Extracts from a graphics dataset
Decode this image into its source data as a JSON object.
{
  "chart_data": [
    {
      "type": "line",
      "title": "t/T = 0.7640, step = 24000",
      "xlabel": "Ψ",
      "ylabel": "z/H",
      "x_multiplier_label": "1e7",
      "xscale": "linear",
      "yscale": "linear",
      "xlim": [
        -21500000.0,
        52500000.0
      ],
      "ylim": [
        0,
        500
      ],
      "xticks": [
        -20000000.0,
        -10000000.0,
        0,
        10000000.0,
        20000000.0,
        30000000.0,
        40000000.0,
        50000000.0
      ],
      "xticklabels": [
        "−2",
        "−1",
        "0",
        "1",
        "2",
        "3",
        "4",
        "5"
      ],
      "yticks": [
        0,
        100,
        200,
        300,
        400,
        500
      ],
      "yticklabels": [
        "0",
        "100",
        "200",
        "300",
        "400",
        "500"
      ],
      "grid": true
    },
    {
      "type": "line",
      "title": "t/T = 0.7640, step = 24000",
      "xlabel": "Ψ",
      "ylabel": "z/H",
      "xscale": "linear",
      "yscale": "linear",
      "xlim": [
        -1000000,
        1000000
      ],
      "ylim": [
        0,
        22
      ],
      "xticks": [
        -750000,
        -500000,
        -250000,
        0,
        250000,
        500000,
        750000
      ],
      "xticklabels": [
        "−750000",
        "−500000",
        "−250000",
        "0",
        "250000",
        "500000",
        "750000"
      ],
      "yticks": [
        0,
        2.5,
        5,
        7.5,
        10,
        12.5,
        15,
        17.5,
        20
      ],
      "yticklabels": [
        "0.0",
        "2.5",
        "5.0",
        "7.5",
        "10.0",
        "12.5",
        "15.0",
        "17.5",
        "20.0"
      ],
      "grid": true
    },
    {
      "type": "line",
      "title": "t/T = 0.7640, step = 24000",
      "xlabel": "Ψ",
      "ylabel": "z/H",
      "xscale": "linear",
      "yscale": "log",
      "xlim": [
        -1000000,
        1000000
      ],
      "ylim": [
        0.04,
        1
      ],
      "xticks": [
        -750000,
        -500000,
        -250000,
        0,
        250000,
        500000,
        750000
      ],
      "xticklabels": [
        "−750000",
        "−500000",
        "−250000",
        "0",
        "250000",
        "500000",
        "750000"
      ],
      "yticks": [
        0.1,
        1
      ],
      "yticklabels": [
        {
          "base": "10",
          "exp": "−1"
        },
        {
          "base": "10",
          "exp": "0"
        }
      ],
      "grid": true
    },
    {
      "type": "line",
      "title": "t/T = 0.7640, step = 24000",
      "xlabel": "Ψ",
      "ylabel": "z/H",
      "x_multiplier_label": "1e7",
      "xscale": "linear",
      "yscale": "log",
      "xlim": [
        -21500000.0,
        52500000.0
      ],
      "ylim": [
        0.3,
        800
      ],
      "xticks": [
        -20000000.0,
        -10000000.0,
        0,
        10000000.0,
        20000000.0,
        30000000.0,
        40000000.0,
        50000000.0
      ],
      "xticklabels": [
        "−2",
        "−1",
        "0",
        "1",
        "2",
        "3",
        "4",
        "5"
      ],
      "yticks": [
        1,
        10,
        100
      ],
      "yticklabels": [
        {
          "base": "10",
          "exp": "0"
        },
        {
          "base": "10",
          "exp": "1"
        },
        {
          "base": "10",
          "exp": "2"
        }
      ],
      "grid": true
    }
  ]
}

* * *

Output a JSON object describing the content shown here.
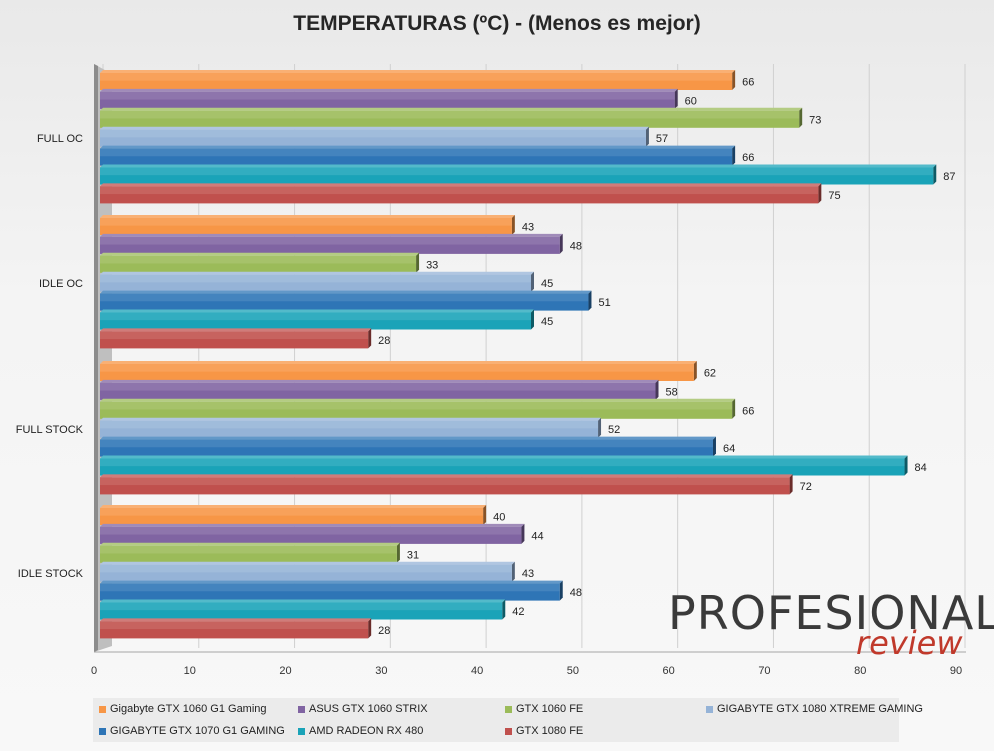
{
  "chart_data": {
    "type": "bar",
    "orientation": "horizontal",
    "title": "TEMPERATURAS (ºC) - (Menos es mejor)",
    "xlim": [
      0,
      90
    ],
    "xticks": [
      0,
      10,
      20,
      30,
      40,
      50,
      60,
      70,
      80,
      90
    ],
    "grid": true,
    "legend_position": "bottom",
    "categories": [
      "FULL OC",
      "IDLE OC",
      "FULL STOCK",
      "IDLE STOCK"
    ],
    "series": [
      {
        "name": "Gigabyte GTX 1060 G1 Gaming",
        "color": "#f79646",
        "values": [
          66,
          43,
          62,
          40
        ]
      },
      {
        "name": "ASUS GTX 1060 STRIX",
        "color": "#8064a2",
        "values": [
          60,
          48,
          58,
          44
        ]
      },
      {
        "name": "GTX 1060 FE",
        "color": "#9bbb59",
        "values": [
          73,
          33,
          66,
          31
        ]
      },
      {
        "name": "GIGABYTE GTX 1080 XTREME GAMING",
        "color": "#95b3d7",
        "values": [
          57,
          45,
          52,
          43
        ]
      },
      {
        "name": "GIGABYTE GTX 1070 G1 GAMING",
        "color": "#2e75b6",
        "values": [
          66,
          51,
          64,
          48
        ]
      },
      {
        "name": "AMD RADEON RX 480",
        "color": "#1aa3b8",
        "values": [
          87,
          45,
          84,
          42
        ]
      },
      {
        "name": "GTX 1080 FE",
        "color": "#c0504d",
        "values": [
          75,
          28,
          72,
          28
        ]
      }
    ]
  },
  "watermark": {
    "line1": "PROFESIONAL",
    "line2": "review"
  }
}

▸ Job: List all lines holding the string "JSON".

▸ Answer to this problem:
Decode this image into its source data as a JSON object.
Output a JSON object describing the content shown here.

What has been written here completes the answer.